↓↓↓

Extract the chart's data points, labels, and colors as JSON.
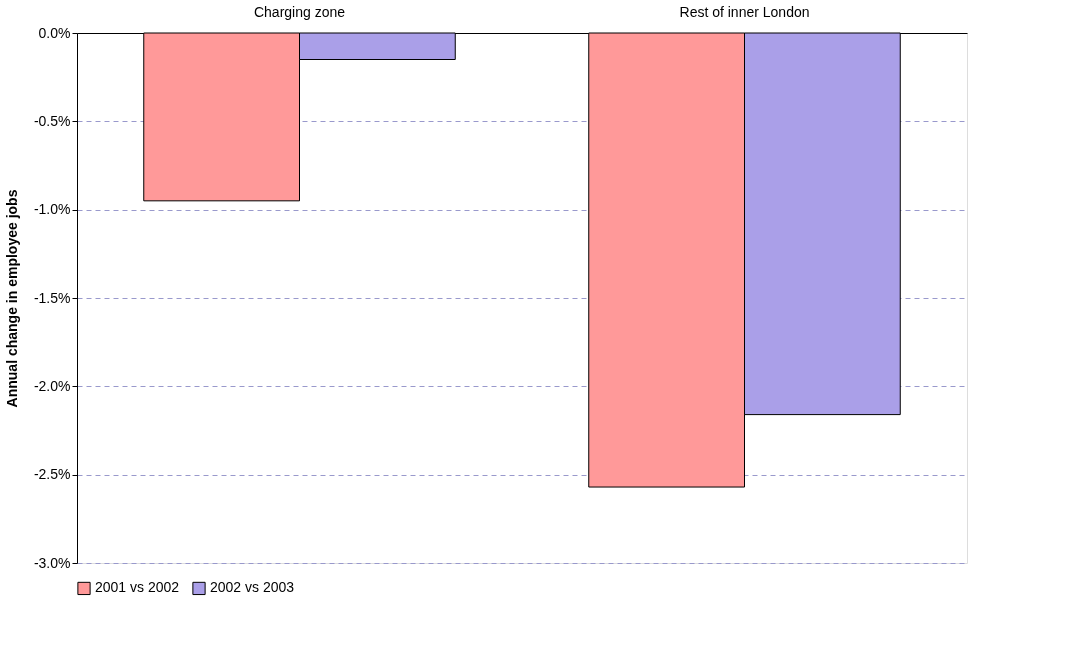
{
  "chart_data": {
    "type": "bar",
    "categories": [
      "Charging zone",
      "Rest of inner London"
    ],
    "series": [
      {
        "name": "2001 vs 2002",
        "color": "#ff9999",
        "values": [
          -0.95,
          -2.57
        ]
      },
      {
        "name": "2002 vs 2003",
        "color": "#aa9fe8",
        "values": [
          -0.15,
          -2.16
        ]
      }
    ],
    "ylabel": "Annual change in employee jobs",
    "ylim": [
      -3.0,
      0.0
    ],
    "yticks": [
      {
        "value": 0.0,
        "label": "0.0%"
      },
      {
        "value": -0.5,
        "label": "-0.5%"
      },
      {
        "value": -1.0,
        "label": "-1.0%"
      },
      {
        "value": -1.5,
        "label": "-1.5%"
      },
      {
        "value": -2.0,
        "label": "-2.0%"
      },
      {
        "value": -2.5,
        "label": "-2.5%"
      },
      {
        "value": -3.0,
        "label": "-3.0%"
      }
    ],
    "grid": "y",
    "legend": "bottom"
  }
}
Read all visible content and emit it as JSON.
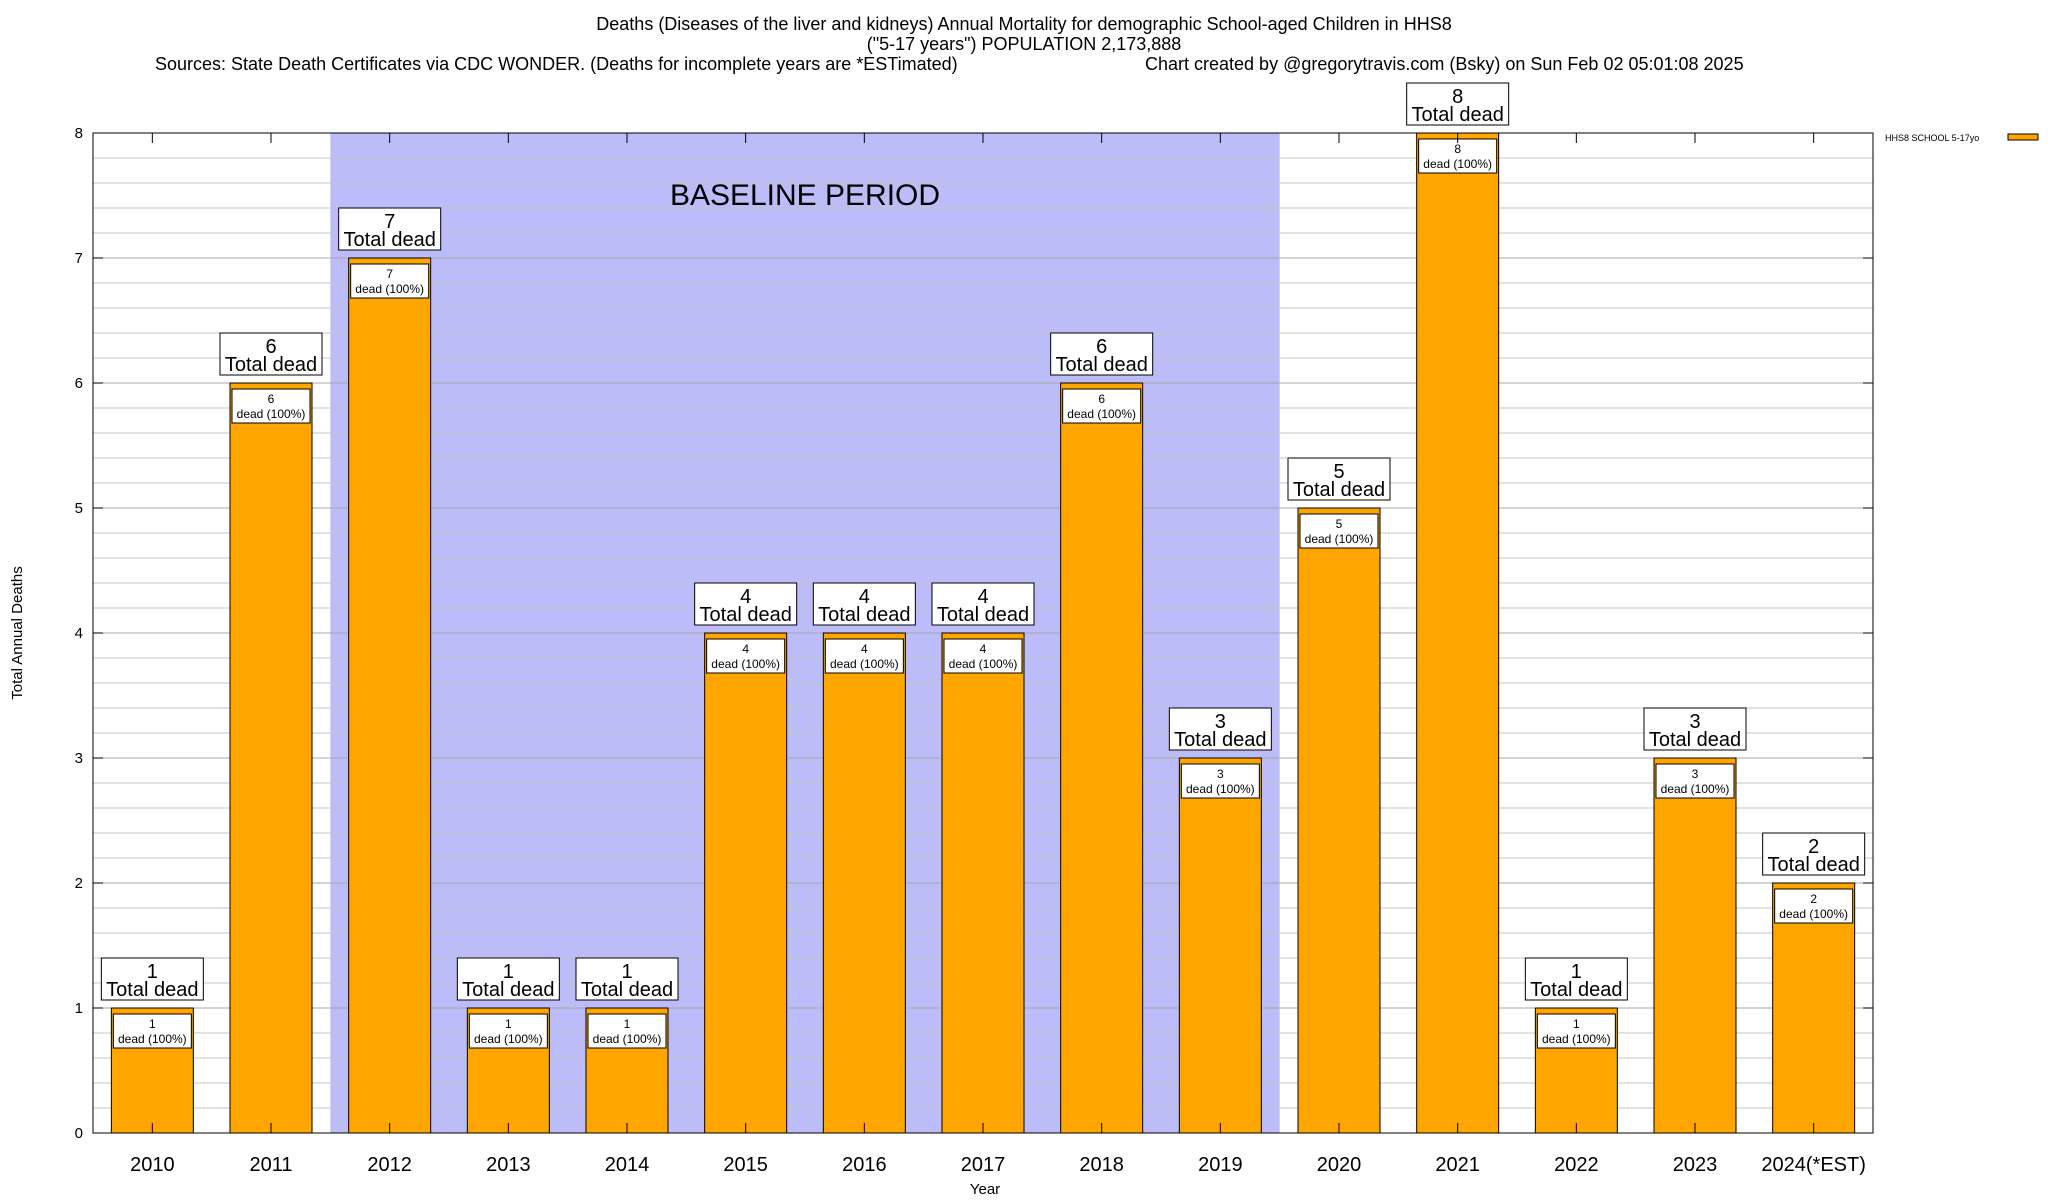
{
  "chart_data": {
    "type": "bar",
    "title_lines": [
      "Deaths (Diseases of the liver and kidneys) Annual Mortality for demographic School-aged Children in HHS8",
      "(\"5-17 years\") POPULATION 2,173,888"
    ],
    "sources": "Sources: State Death Certificates via CDC WONDER. (Deaths for incomplete years are *ESTimated)",
    "credit": "Chart created by @gregorytravis.com (Bsky) on Sun Feb 02 05:01:08 2025",
    "xlabel": "Year",
    "ylabel": "Total Annual Deaths",
    "ylim": [
      0,
      8
    ],
    "y_ticks": [
      0,
      1,
      2,
      3,
      4,
      5,
      6,
      7,
      8
    ],
    "y_minor_step": 0.2,
    "grid": true,
    "legend": {
      "position": "top-right",
      "entries": [
        "HHS8 SCHOOL 5-17yo"
      ]
    },
    "categories": [
      "2010",
      "2011",
      "2012",
      "2013",
      "2014",
      "2015",
      "2016",
      "2017",
      "2018",
      "2019",
      "2020",
      "2021",
      "2022",
      "2023",
      "2024(*EST)"
    ],
    "series": [
      {
        "name": "HHS8 SCHOOL 5-17yo",
        "color": "#ffa500",
        "values": [
          1,
          6,
          7,
          1,
          1,
          4,
          4,
          4,
          6,
          3,
          5,
          8,
          1,
          3,
          2
        ]
      }
    ],
    "label_text": {
      "total_suffix": "Total dead",
      "inner_suffix": "dead (100%)"
    },
    "baseline_period": {
      "label": "BASELINE PERIOD",
      "start": "2012",
      "end": "2019",
      "color": "#bcbcf8"
    }
  }
}
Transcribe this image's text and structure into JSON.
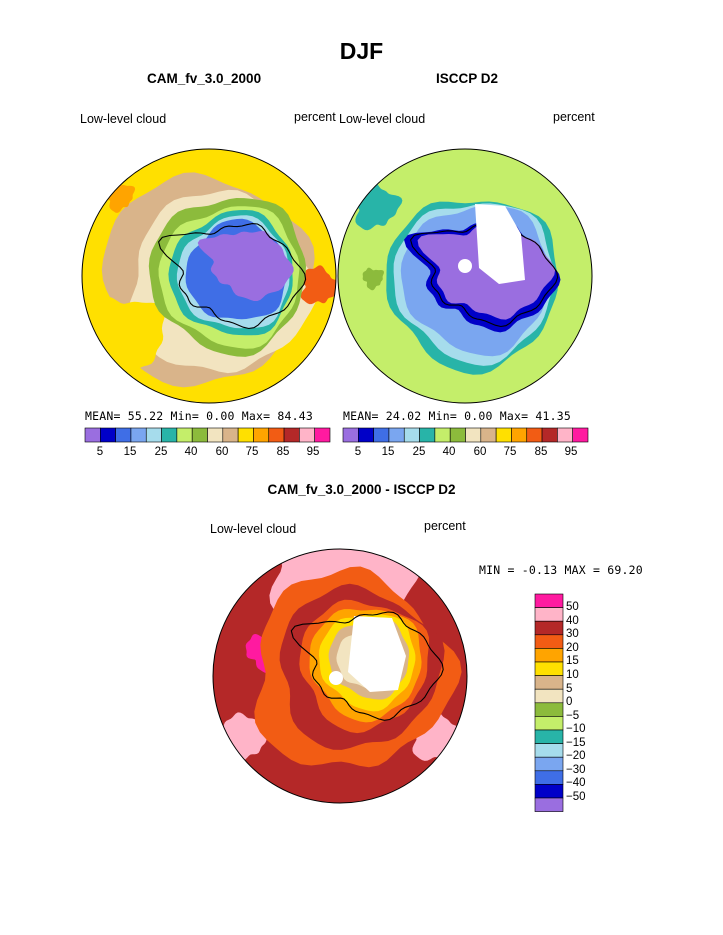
{
  "page_title": "DJF",
  "colors": {
    "abs_scale": [
      "#9a6ee0",
      "#0000c8",
      "#3f6ee6",
      "#7aa6f0",
      "#a6dcec",
      "#28b4a8",
      "#c4ee6a",
      "#8cbb3c",
      "#f2e4c0",
      "#d9b48a",
      "#ffe000",
      "#ffa400",
      "#f25c14",
      "#b42828",
      "#ffb4c8",
      "#ff1aa0"
    ],
    "diff_scale": [
      "#9a6ee0",
      "#0000c8",
      "#3f6ee6",
      "#7aa6f0",
      "#a6dcec",
      "#28b4a8",
      "#c4ee6a",
      "#8cbb3c",
      "#f2e4c0",
      "#d9b48a",
      "#ffe000",
      "#ffa400",
      "#f25c14",
      "#b42828",
      "#ffb4c8",
      "#ff1aa0"
    ],
    "continent_fill": "#9a6ee0",
    "coastline": "#000000"
  },
  "panels": [
    {
      "title": "CAM_fv_3.0_2000",
      "left_label": "Low-level cloud",
      "right_label": "percent",
      "stats": {
        "mean_label": "MEAN=",
        "mean": "55.22",
        "min_label": "Min=",
        "min": "0.00",
        "max_label": "Max=",
        "max": "84.43"
      },
      "tick_labels": [
        "5",
        "15",
        "25",
        "40",
        "60",
        "75",
        "85",
        "95"
      ]
    },
    {
      "title": "ISCCP D2",
      "left_label": "Low-level cloud",
      "right_label": "percent",
      "stats": {
        "mean_label": "MEAN=",
        "mean": "24.02",
        "min_label": "Min=",
        "min": "0.00",
        "max_label": "Max=",
        "max": "41.35"
      },
      "tick_labels": [
        "5",
        "15",
        "25",
        "40",
        "60",
        "75",
        "85",
        "95"
      ]
    },
    {
      "title": "CAM_fv_3.0_2000 - ISCCP D2",
      "left_label": "Low-level cloud",
      "right_label": "percent",
      "stats": {
        "min_label": "MIN =",
        "min": "-0.13",
        "max_label": "MAX =",
        "max": "69.20"
      },
      "tick_labels": [
        "50",
        "40",
        "30",
        "20",
        "15",
        "10",
        "5",
        "0",
        "−5",
        "−10",
        "−15",
        "−20",
        "−30",
        "−40",
        "−50"
      ]
    }
  ],
  "chart_data": [
    {
      "type": "heatmap",
      "title": "CAM_fv_3.0_2000",
      "projection": "south polar stereographic",
      "variable": "Low-level cloud",
      "units": "percent",
      "mean": 55.22,
      "min": 0.0,
      "max": 84.43,
      "contour_levels": [
        5,
        10,
        15,
        20,
        25,
        30,
        40,
        50,
        60,
        70,
        75,
        80,
        85,
        90,
        95
      ],
      "labeled_levels": [
        5,
        15,
        25,
        40,
        60,
        75,
        85,
        95
      ]
    },
    {
      "type": "heatmap",
      "title": "ISCCP D2",
      "projection": "south polar stereographic",
      "variable": "Low-level cloud",
      "units": "percent",
      "mean": 24.02,
      "min": 0.0,
      "max": 41.35,
      "contour_levels": [
        5,
        10,
        15,
        20,
        25,
        30,
        40,
        50,
        60,
        70,
        75,
        80,
        85,
        90,
        95
      ],
      "labeled_levels": [
        5,
        15,
        25,
        40,
        60,
        75,
        85,
        95
      ]
    },
    {
      "type": "heatmap",
      "title": "CAM_fv_3.0_2000 - ISCCP D2",
      "projection": "south polar stereographic",
      "variable": "Low-level cloud",
      "units": "percent",
      "min": -0.13,
      "max": 69.2,
      "contour_levels": [
        -50,
        -40,
        -30,
        -20,
        -15,
        -10,
        -5,
        0,
        5,
        10,
        15,
        20,
        30,
        40,
        50
      ],
      "labeled_levels": [
        50,
        40,
        30,
        20,
        15,
        10,
        5,
        0,
        -5,
        -10,
        -15,
        -20,
        -30,
        -40,
        -50
      ]
    }
  ]
}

↑↑↑

Task prompt - Leave the pictures out and write out every entry exactly as given.

Solved exercise -
Extract the chart's data points, labels, and colors as JSON.
{
  "chart_data": {
    "type": "bar",
    "categories": [
      "Charging zone",
      "Rest of inner London"
    ],
    "series": [
      {
        "name": "2001 vs 2002",
        "color": "#ff9999",
        "values": [
          -0.95,
          -2.57
        ]
      },
      {
        "name": "2002 vs 2003",
        "color": "#aa9fe8",
        "values": [
          -0.15,
          -2.16
        ]
      }
    ],
    "ylabel": "Annual change in employee jobs",
    "ylim": [
      -3.0,
      0.0
    ],
    "yticks": [
      {
        "value": 0.0,
        "label": "0.0%"
      },
      {
        "value": -0.5,
        "label": "-0.5%"
      },
      {
        "value": -1.0,
        "label": "-1.0%"
      },
      {
        "value": -1.5,
        "label": "-1.5%"
      },
      {
        "value": -2.0,
        "label": "-2.0%"
      },
      {
        "value": -2.5,
        "label": "-2.5%"
      },
      {
        "value": -3.0,
        "label": "-3.0%"
      }
    ],
    "grid": "y",
    "legend": "bottom"
  }
}
Read all visible content and emit it as JSON.
{
  "chart_data": {
    "type": "bar",
    "title_lines": [
      "Deaths (Diseases of the liver and kidneys) Annual Mortality for demographic School-aged Children in HHS8",
      "(\"5-17 years\") POPULATION 2,173,888"
    ],
    "sources": "Sources: State Death Certificates via CDC WONDER. (Deaths for incomplete years are *ESTimated)",
    "credit": "Chart created by @gregorytravis.com (Bsky) on Sun Feb 02 05:01:08 2025",
    "xlabel": "Year",
    "ylabel": "Total Annual Deaths",
    "ylim": [
      0,
      8
    ],
    "y_ticks": [
      0,
      1,
      2,
      3,
      4,
      5,
      6,
      7,
      8
    ],
    "y_minor_step": 0.2,
    "grid": true,
    "legend": {
      "position": "top-right",
      "entries": [
        "HHS8 SCHOOL 5-17yo"
      ]
    },
    "categories": [
      "2010",
      "2011",
      "2012",
      "2013",
      "2014",
      "2015",
      "2016",
      "2017",
      "2018",
      "2019",
      "2020",
      "2021",
      "2022",
      "2023",
      "2024(*EST)"
    ],
    "series": [
      {
        "name": "HHS8 SCHOOL 5-17yo",
        "color": "#ffa500",
        "values": [
          1,
          6,
          7,
          1,
          1,
          4,
          4,
          4,
          6,
          3,
          5,
          8,
          1,
          3,
          2
        ]
      }
    ],
    "label_text": {
      "total_suffix": "Total dead",
      "inner_suffix": "dead (100%)"
    },
    "baseline_period": {
      "label": "BASELINE PERIOD",
      "start": "2012",
      "end": "2019",
      "color": "#bcbcf8"
    }
  }
}
Transcribe this image's text and structure into JSON.
{
  "page_title": "DJF",
  "colors": {
    "abs_scale": [
      "#9a6ee0",
      "#0000c8",
      "#3f6ee6",
      "#7aa6f0",
      "#a6dcec",
      "#28b4a8",
      "#c4ee6a",
      "#8cbb3c",
      "#f2e4c0",
      "#d9b48a",
      "#ffe000",
      "#ffa400",
      "#f25c14",
      "#b42828",
      "#ffb4c8",
      "#ff1aa0"
    ],
    "diff_scale": [
      "#9a6ee0",
      "#0000c8",
      "#3f6ee6",
      "#7aa6f0",
      "#a6dcec",
      "#28b4a8",
      "#c4ee6a",
      "#8cbb3c",
      "#f2e4c0",
      "#d9b48a",
      "#ffe000",
      "#ffa400",
      "#f25c14",
      "#b42828",
      "#ffb4c8",
      "#ff1aa0"
    ],
    "continent_fill": "#9a6ee0",
    "coastline": "#000000"
  },
  "panels": [
    {
      "title": "CAM_fv_3.0_2000",
      "left_label": "Low-level cloud",
      "right_label": "percent",
      "stats": {
        "mean_label": "MEAN=",
        "mean": "55.22",
        "min_label": "Min=",
        "min": "0.00",
        "max_label": "Max=",
        "max": "84.43"
      },
      "tick_labels": [
        "5",
        "15",
        "25",
        "40",
        "60",
        "75",
        "85",
        "95"
      ]
    },
    {
      "title": "ISCCP D2",
      "left_label": "Low-level cloud",
      "right_label": "percent",
      "stats": {
        "mean_label": "MEAN=",
        "mean": "24.02",
        "min_label": "Min=",
        "min": "0.00",
        "max_label": "Max=",
        "max": "41.35"
      },
      "tick_labels": [
        "5",
        "15",
        "25",
        "40",
        "60",
        "75",
        "85",
        "95"
      ]
    },
    {
      "title": "CAM_fv_3.0_2000 - ISCCP D2",
      "left_label": "Low-level cloud",
      "right_label": "percent",
      "stats": {
        "min_label": "MIN =",
        "min": "-0.13",
        "max_label": "MAX =",
        "max": "69.20"
      },
      "tick_labels": [
        "50",
        "40",
        "30",
        "20",
        "15",
        "10",
        "5",
        "0",
        "−5",
        "−10",
        "−15",
        "−20",
        "−30",
        "−40",
        "−50"
      ]
    }
  ],
  "chart_data": [
    {
      "type": "heatmap",
      "title": "CAM_fv_3.0_2000",
      "projection": "south polar stereographic",
      "variable": "Low-level cloud",
      "units": "percent",
      "mean": 55.22,
      "min": 0.0,
      "max": 84.43,
      "contour_levels": [
        5,
        10,
        15,
        20,
        25,
        30,
        40,
        50,
        60,
        70,
        75,
        80,
        85,
        90,
        95
      ],
      "labeled_levels": [
        5,
        15,
        25,
        40,
        60,
        75,
        85,
        95
      ]
    },
    {
      "type": "heatmap",
      "title": "ISCCP D2",
      "projection": "south polar stereographic",
      "variable": "Low-level cloud",
      "units": "percent",
      "mean": 24.02,
      "min": 0.0,
      "max": 41.35,
      "contour_levels": [
        5,
        10,
        15,
        20,
        25,
        30,
        40,
        50,
        60,
        70,
        75,
        80,
        85,
        90,
        95
      ],
      "labeled_levels": [
        5,
        15,
        25,
        40,
        60,
        75,
        85,
        95
      ]
    },
    {
      "type": "heatmap",
      "title": "CAM_fv_3.0_2000 - ISCCP D2",
      "projection": "south polar stereographic",
      "variable": "Low-level cloud",
      "units": "percent",
      "min": -0.13,
      "max": 69.2,
      "contour_levels": [
        -50,
        -40,
        -30,
        -20,
        -15,
        -10,
        -5,
        0,
        5,
        10,
        15,
        20,
        30,
        40,
        50
      ],
      "labeled_levels": [
        50,
        40,
        30,
        20,
        15,
        10,
        5,
        0,
        -5,
        -10,
        -15,
        -20,
        -30,
        -40,
        -50
      ]
    }
  ]
}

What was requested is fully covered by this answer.